→ AIM: Would you return the complete listing below word for word?

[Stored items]
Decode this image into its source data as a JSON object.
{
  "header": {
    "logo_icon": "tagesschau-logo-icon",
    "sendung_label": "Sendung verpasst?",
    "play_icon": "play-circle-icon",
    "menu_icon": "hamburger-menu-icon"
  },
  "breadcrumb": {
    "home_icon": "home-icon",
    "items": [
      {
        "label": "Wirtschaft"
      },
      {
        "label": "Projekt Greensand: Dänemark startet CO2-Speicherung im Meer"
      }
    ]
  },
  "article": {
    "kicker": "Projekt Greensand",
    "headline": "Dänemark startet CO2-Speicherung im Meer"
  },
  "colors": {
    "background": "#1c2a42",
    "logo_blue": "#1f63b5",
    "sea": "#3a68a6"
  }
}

→ THE COMPLETED TASK:
Decode this image into its source data as a JSON object.
{
  "header": {
    "logo_icon": "tagesschau-logo-icon",
    "sendung_label": "Sendung verpasst?",
    "play_icon": "play-circle-icon",
    "menu_icon": "hamburger-menu-icon"
  },
  "breadcrumb": {
    "home_icon": "home-icon",
    "items": [
      {
        "label": "Wirtschaft"
      },
      {
        "label": "Projekt Greensand: Dänemark startet CO2-Speicherung im Meer"
      }
    ]
  },
  "article": {
    "kicker": "Projekt Greensand",
    "headline": "Dänemark startet CO2-Speicherung im Meer"
  },
  "colors": {
    "background": "#1c2a42",
    "logo_blue": "#1f63b5",
    "sea": "#3a68a6"
  }
}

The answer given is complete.